From the entries that follow, pick out all lines holding "Australia".

+++ Extracted entries +++

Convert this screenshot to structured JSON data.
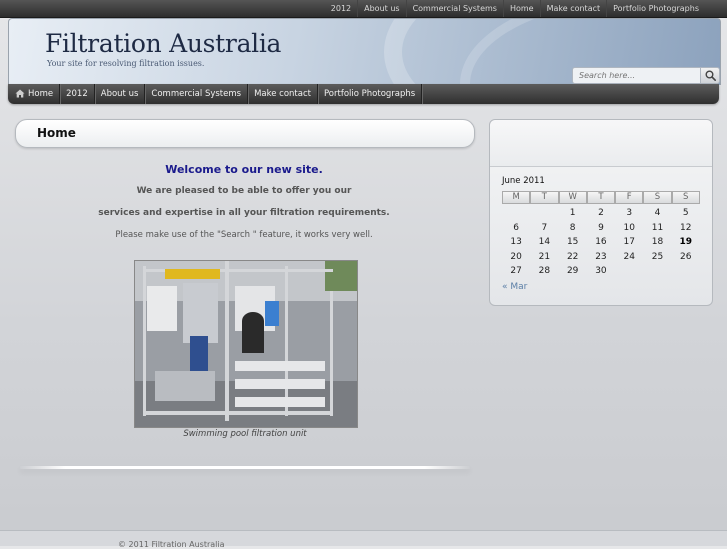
{
  "top_nav": {
    "items": [
      "2012",
      "About us",
      "Commercial Systems",
      "Home",
      "Make contact",
      "Portfolio Photographs"
    ]
  },
  "header": {
    "site_title": "Filtration Australia",
    "tagline": "Your site for resolving filtration issues.",
    "search_placeholder": "Search here..."
  },
  "main_nav": {
    "home_icon": "house-icon",
    "items": [
      "Home",
      "2012",
      "About us",
      "Commercial Systems",
      "Make contact",
      "Portfolio Photographs"
    ]
  },
  "content": {
    "title": "Home",
    "welcome": "Welcome to our new site.",
    "line1": "We are pleased to be able to offer you our",
    "line2": "services and expertise in all your filtration requirements.",
    "line3": "Please make use of the \"Search \" feature, it works very well.",
    "image_caption": "Swimming pool filtration unit"
  },
  "calendar": {
    "caption": "June 2011",
    "weekdays": [
      "M",
      "T",
      "W",
      "T",
      "F",
      "S",
      "S"
    ],
    "weeks": [
      [
        "",
        "",
        "1",
        "2",
        "3",
        "4",
        "5"
      ],
      [
        "6",
        "7",
        "8",
        "9",
        "10",
        "11",
        "12"
      ],
      [
        "13",
        "14",
        "15",
        "16",
        "17",
        "18",
        "19"
      ],
      [
        "20",
        "21",
        "22",
        "23",
        "24",
        "25",
        "26"
      ],
      [
        "27",
        "28",
        "29",
        "30",
        "",
        "",
        ""
      ]
    ],
    "today": "19",
    "prev_link": "« Mar"
  },
  "footer": {
    "text": "© 2011 Filtration Australia"
  },
  "colors": {
    "welcome": "#1a1a8c",
    "link": "#5b7fa6",
    "nav_bg": "#2f2f2f"
  }
}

+++

--- Task answer ---
    "site_title": "Filtration Australia",
    "text": "© 2011 Filtration Australia"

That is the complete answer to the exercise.